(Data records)
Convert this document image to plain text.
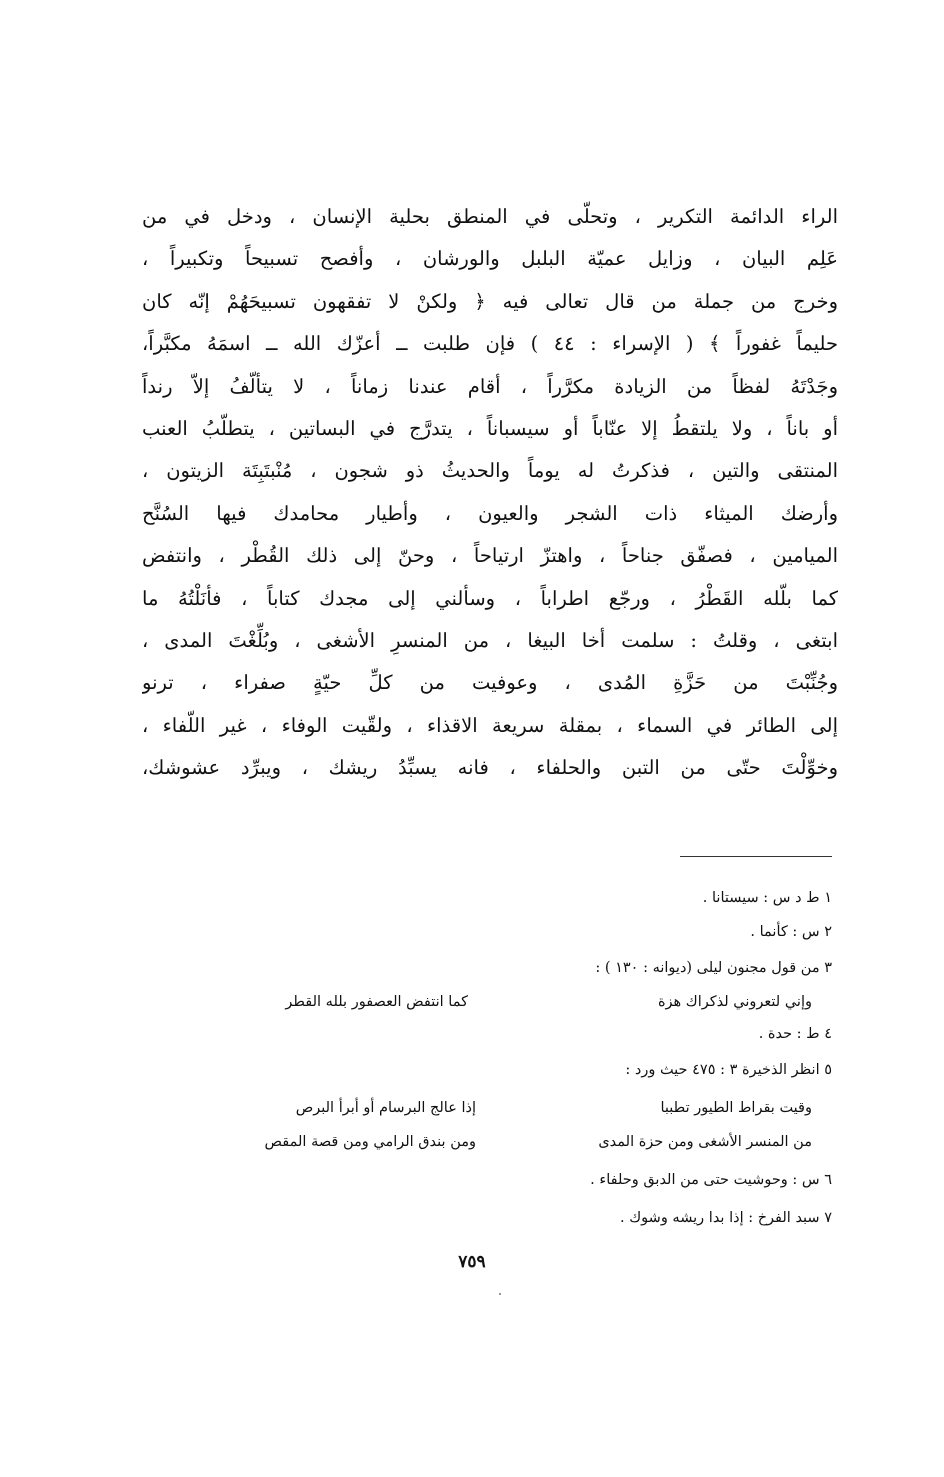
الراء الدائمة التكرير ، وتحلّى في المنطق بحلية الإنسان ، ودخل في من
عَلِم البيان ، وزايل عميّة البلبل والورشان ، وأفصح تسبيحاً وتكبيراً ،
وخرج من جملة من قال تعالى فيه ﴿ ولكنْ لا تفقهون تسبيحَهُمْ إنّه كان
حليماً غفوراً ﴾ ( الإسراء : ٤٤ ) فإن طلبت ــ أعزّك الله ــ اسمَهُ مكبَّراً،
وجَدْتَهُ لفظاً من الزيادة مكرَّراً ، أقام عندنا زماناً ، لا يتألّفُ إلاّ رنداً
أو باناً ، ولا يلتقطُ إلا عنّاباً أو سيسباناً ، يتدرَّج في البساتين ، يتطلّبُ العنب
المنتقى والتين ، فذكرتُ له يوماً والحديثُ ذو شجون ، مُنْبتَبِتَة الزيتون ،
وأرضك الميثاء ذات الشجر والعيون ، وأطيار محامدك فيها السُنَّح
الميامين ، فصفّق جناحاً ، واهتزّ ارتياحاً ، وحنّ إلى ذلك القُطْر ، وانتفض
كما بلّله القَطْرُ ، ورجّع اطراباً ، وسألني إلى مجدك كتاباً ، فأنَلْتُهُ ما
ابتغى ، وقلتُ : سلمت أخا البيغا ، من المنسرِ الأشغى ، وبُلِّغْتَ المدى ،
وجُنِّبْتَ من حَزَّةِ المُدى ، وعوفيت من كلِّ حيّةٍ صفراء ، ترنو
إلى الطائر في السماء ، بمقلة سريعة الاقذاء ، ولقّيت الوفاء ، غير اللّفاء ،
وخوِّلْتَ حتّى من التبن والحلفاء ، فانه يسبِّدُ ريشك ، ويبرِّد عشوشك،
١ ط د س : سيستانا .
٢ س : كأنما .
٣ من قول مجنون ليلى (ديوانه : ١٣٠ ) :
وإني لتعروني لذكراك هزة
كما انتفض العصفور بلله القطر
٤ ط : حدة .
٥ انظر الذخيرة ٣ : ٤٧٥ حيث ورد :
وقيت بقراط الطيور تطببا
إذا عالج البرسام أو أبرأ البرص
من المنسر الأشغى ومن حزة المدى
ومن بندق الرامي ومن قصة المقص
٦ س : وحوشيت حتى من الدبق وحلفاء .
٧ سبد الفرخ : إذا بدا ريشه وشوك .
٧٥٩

--

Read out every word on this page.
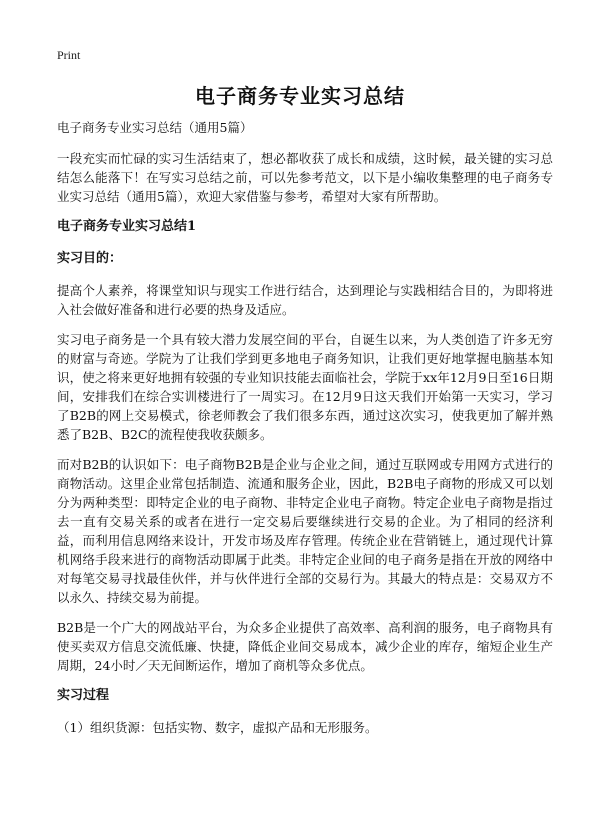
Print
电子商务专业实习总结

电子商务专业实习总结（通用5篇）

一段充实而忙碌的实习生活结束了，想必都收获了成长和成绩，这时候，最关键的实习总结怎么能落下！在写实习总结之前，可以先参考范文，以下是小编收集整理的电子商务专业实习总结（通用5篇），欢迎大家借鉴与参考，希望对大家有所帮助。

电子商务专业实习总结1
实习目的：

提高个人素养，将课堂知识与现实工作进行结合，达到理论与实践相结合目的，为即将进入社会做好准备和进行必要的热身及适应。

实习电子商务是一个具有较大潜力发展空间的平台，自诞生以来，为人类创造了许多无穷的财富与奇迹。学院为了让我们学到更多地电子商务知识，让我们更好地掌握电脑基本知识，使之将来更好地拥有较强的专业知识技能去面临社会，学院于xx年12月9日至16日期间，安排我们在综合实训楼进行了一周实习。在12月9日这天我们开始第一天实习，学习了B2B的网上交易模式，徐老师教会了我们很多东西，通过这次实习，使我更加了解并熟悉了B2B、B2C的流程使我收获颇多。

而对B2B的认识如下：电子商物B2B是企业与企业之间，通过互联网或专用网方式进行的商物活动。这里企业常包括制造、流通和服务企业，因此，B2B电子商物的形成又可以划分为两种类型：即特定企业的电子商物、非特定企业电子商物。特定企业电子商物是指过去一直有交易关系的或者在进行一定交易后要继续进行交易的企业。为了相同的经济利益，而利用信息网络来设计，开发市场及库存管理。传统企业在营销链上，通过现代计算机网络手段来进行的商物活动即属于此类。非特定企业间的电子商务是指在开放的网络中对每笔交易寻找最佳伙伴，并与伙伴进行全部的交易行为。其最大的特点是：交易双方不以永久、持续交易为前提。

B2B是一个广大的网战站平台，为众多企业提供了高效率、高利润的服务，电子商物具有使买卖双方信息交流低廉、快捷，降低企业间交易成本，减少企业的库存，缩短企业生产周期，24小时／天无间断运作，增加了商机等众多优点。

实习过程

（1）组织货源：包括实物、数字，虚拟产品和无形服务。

--

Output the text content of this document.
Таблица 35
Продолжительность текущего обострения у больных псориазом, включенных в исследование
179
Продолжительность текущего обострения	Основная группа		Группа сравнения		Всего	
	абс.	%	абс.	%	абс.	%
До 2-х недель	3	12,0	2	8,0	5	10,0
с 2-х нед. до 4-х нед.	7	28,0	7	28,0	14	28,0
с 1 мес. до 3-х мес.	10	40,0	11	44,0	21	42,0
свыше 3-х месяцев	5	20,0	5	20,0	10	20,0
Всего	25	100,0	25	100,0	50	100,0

# DIRECTIVE
Locate and copy each line in the data above that includes the word "Всего".

# RESULT
Продолжительность текущего обострения	Основная группа		Группа сравнения		Всего	
Всего	25	100,0	25	100,0	50	100,0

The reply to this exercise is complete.